##### DATA EXCERPTS
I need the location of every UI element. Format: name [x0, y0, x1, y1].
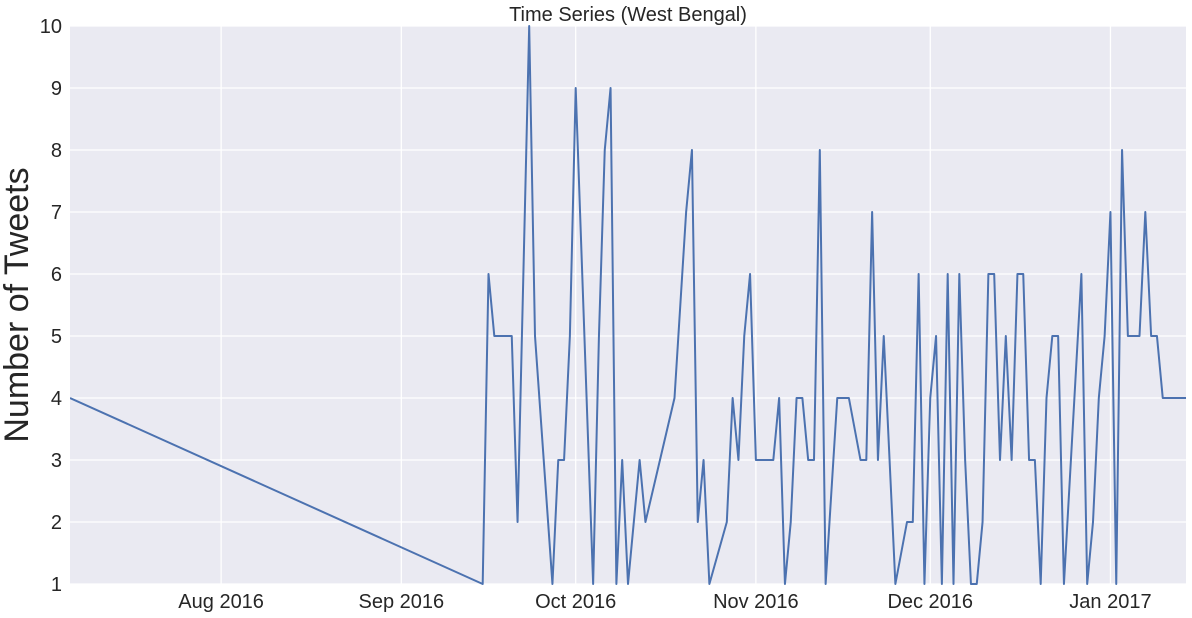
- y-axis-label: Number of Tweets: [0, 167, 36, 442]
- y-gridlines: [70, 25, 1186, 585]
- series-layer: [70, 25, 1186, 585]
- y-tick-label: 7: [51, 202, 62, 224]
- series-line: [70, 25, 1186, 585]
- x-tick-label: Sep 2016: [358, 591, 444, 613]
- y-tick-label: 1: [51, 574, 62, 596]
- x-tick-label: Jan 2017: [1069, 591, 1151, 613]
- plot-background: [70, 26, 1186, 584]
- x-tick-label: Oct 2016: [535, 591, 616, 613]
- x-tick-labels: Aug 2016 Sep 2016 Oct 2016 Nov 2016 Dec 2016…: [178, 591, 1151, 613]
- y-tick-label: 4: [51, 388, 62, 410]
- y-tick-label: 2: [51, 512, 62, 534]
- y-tick-label: 6: [51, 264, 62, 286]
- x-gridlines: [220, 26, 1112, 584]
- x-tick-label: Dec 2016: [887, 591, 973, 613]
- chart-title: Time Series (West Bengal): [509, 4, 747, 26]
- x-tick-label: Nov 2016: [713, 591, 799, 613]
- y-tick-label: 9: [51, 78, 62, 100]
- y-tick-label: 5: [51, 326, 62, 348]
- y-tick-label: 8: [51, 140, 62, 162]
- x-tick-label: Aug 2016: [178, 591, 264, 613]
- y-tick-label: 10: [40, 16, 62, 38]
- y-tick-labels: 1 2 3 4 5 6 7 8 9 10: [40, 16, 62, 596]
- y-tick-label: 3: [51, 450, 62, 472]
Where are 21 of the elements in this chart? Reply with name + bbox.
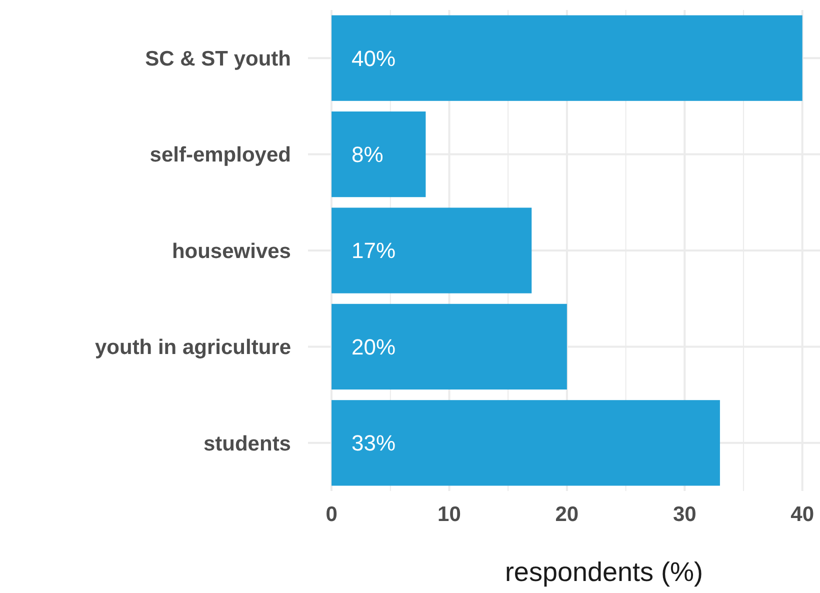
y-tick-label: self-employed: [150, 144, 291, 167]
data-label: 33%: [352, 430, 396, 456]
bar: [332, 400, 720, 486]
x-tick-label: 30: [672, 503, 696, 526]
bar: [332, 15, 802, 101]
bar: [332, 208, 532, 294]
x-tick-label: 20: [555, 503, 579, 526]
x-tick-label: 10: [438, 503, 461, 526]
data-label: 17%: [352, 238, 396, 264]
x-tick-label: 0: [326, 503, 338, 526]
data-label: 40%: [352, 46, 396, 71]
bar: [332, 111, 426, 198]
y-tick-label: students: [203, 432, 291, 456]
y-tick-label: SC & ST youth: [145, 47, 291, 70]
y-tick-label: youth in agriculture: [94, 336, 291, 360]
data-label: 8%: [352, 142, 384, 167]
x-axis-title: respondents (%): [504, 557, 704, 587]
data-label: 20%: [352, 334, 396, 360]
bar: [332, 304, 567, 390]
x-tick-label: 40: [790, 503, 814, 526]
y-tick-label: housewives: [172, 240, 291, 263]
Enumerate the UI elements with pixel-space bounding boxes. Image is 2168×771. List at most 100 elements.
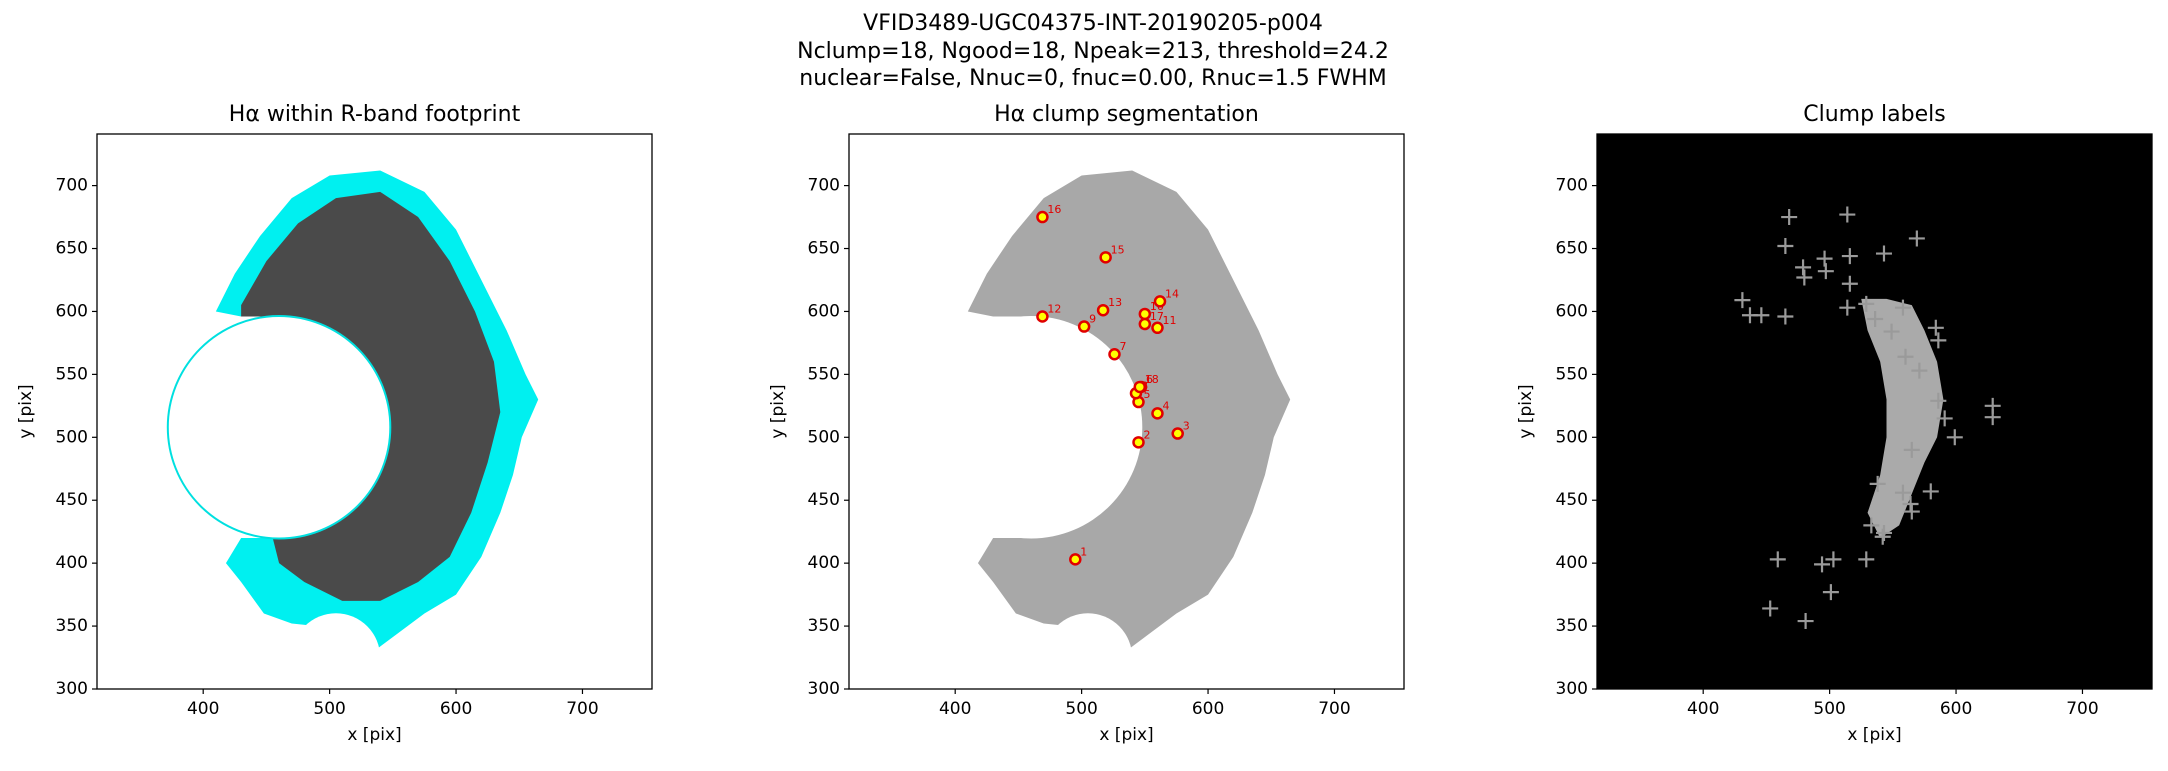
y-tick-label: 500 (56, 427, 88, 447)
y-tick-label: 550 (808, 364, 840, 384)
x-axis-label: x [pix] (347, 725, 401, 745)
x-tick-label: 700 (566, 699, 598, 719)
mask-circle (166, 314, 392, 540)
y-tick-label: 600 (56, 301, 88, 321)
clump (1069, 553, 1082, 566)
x-tick-label: 500 (1813, 699, 1845, 719)
clump (1108, 347, 1121, 361)
clump-label: 14 (1165, 287, 1179, 300)
peak (1762, 600, 1779, 617)
peak (1875, 524, 1892, 541)
clump (1133, 380, 1147, 394)
y-tick-label: 650 (808, 239, 840, 259)
axes-frame (848, 133, 1405, 690)
y-tick-label: 300 (1556, 679, 1588, 699)
peak (1897, 348, 1914, 365)
y-tick-label: 350 (808, 616, 840, 636)
clump-label: 11 (1162, 314, 1176, 327)
peak (1867, 311, 1884, 327)
clump (1099, 251, 1112, 264)
y-tick-label: 550 (56, 364, 88, 384)
peak (1903, 503, 1920, 520)
clump-label: 16 (1047, 203, 1061, 216)
axes-frame (96, 133, 653, 690)
mask-circle (291, 613, 381, 689)
y-tick-label: 400 (56, 553, 88, 573)
panel: 1234567891011121314151617184005006007003… (768, 102, 1405, 745)
clump-label: 6 (1146, 373, 1153, 386)
y-tick-label: 450 (56, 490, 88, 510)
y-tick-label: 300 (808, 679, 840, 699)
clump (1036, 210, 1049, 224)
x-tick-label: 500 (1065, 699, 1097, 719)
suptitle-line: Nclump=18, Ngood=18, Npeak=213, threshol… (797, 39, 1389, 64)
panel-title: Hα clump segmentation (994, 102, 1259, 127)
clump-label: 5 (1144, 388, 1151, 401)
x-axis-label: x [pix] (1099, 725, 1153, 745)
suptitle-line: nuclear=False, Nnuc=0, fnuc=0.00, Rnuc=1… (799, 66, 1386, 91)
peak (1839, 299, 1856, 316)
peak (1930, 392, 1947, 409)
image-layer: 123456789101112131415161718 (919, 170, 1291, 689)
peak (1984, 409, 2001, 426)
mask-circle (1043, 613, 1133, 689)
clump-label: 7 (1119, 340, 1126, 353)
x-axis-label: x [pix] (1847, 725, 1901, 745)
clump (1132, 436, 1145, 449)
peak (1769, 551, 1786, 568)
peak (1814, 556, 1831, 573)
peak (1777, 238, 1794, 255)
x-tick-label: 700 (2066, 699, 2098, 719)
peak (1734, 292, 1751, 309)
peak (1930, 332, 1947, 349)
y-tick-label: 550 (1556, 364, 1588, 384)
y-tick-label: 600 (808, 301, 840, 321)
peak (1946, 429, 1963, 446)
clump (1138, 307, 1152, 321)
y-tick-label: 650 (56, 239, 88, 259)
peak (1822, 584, 1839, 601)
peak (1875, 245, 1892, 262)
peak (1816, 250, 1833, 267)
peak (1874, 528, 1891, 545)
x-tick-label: 700 (1318, 699, 1350, 719)
clump-label: 3 (1183, 420, 1190, 433)
clump-label: 18 (1145, 373, 1159, 386)
clump-label: 13 (1108, 296, 1122, 309)
suptitle-line: VFID3489-UGC04375-INT-20190205-p004 (863, 11, 1323, 36)
peak (1858, 551, 1875, 568)
y-tick-label: 650 (1556, 239, 1588, 259)
peak (1863, 517, 1880, 534)
clump (1077, 320, 1091, 333)
clump-label: 1 (1080, 545, 1087, 558)
clump-map (1861, 298, 1944, 538)
image-layer (166, 170, 539, 689)
clump (1138, 317, 1152, 331)
x-tick-label: 600 (440, 699, 472, 719)
panel-title: Clump labels (1803, 102, 1945, 127)
clump-label: 9 (1089, 313, 1096, 326)
clump-label: 15 (1111, 243, 1125, 256)
panel: 400 500 600 700 300 350 400 450 500 550 600 650 700 H… (16, 102, 653, 745)
x-tick-label: 400 (187, 699, 219, 719)
peak (1908, 230, 1925, 247)
clump (1171, 427, 1184, 440)
x-tick-label: 600 (1192, 699, 1224, 719)
peak (1753, 307, 1770, 324)
clump (1153, 295, 1167, 308)
panel: 400 500 600 700 300 350 400 450 500 550 600 650 700 C… (1516, 102, 2153, 745)
y-tick-label: 700 (1556, 176, 1588, 196)
x-tick-label: 400 (1687, 699, 1719, 719)
y-tick-label: 600 (1556, 301, 1588, 321)
clump (1151, 321, 1164, 335)
peak (1777, 308, 1794, 325)
clump (1096, 303, 1110, 317)
mask-circle (919, 315, 1143, 539)
y-axis-label: y [pix] (1516, 384, 1536, 438)
clump-label: 4 (1162, 399, 1169, 412)
y-axis-label: y [pix] (16, 384, 36, 438)
y-tick-label: 700 (808, 176, 840, 196)
peak (1927, 319, 1944, 336)
peak (1858, 295, 1875, 312)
##########
Copy the records verbatim, from the line with "y-tick-label: 500 (56, 427, 88, 447)" to the line with "x-tick-label: 500 (1813, 699, 1845, 719)", including both of those lines.

## EXPECTED ANSWER
y-tick-label: 500 (56, 427, 88, 447)
y-tick-label: 550 (808, 364, 840, 384)
x-axis-label: x [pix] (347, 725, 401, 745)
x-tick-label: 700 (566, 699, 598, 719)
mask-circle (166, 314, 392, 540)
y-tick-label: 600 (56, 301, 88, 321)
clump (1069, 553, 1082, 566)
x-tick-label: 500 (1813, 699, 1845, 719)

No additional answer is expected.